=== Data supplied ===
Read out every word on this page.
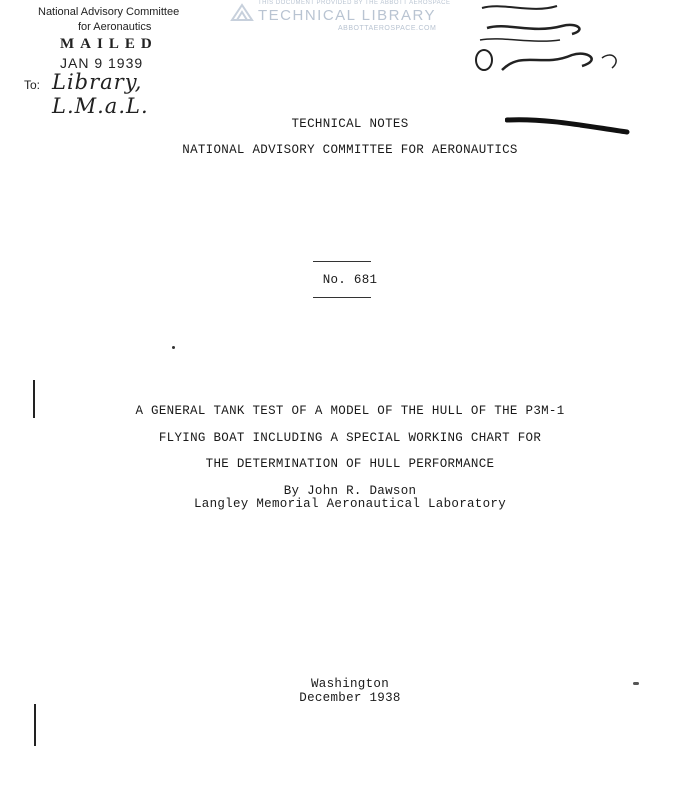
National Advisory Committee
for Aeronautics
MAILED
JAN 9 1939
To: Library, L.M.a.L.
THIS DOCUMENT PROVIDED BY THE ABBOTT AEROSPACE
TECHNICAL LIBRARY
ABBOTTAEROSPACE.COM
TECHNICAL NOTES
NATIONAL ADVISORY COMMITTEE FOR AERONAUTICS
No. 681
A GENERAL TANK TEST OF A MODEL OF THE HULL OF THE P3M-1
FLYING BOAT INCLUDING A SPECIAL WORKING CHART FOR
THE DETERMINATION OF HULL PERFORMANCE
By John R. Dawson
Langley Memorial Aeronautical Laboratory
Washington
December 1938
===
◆ Problem to work on: From the records above, pull out each line that has "TECHNICAL".

◆ Task result:
TECHNICAL LIBRARY
TECHNICAL NOTES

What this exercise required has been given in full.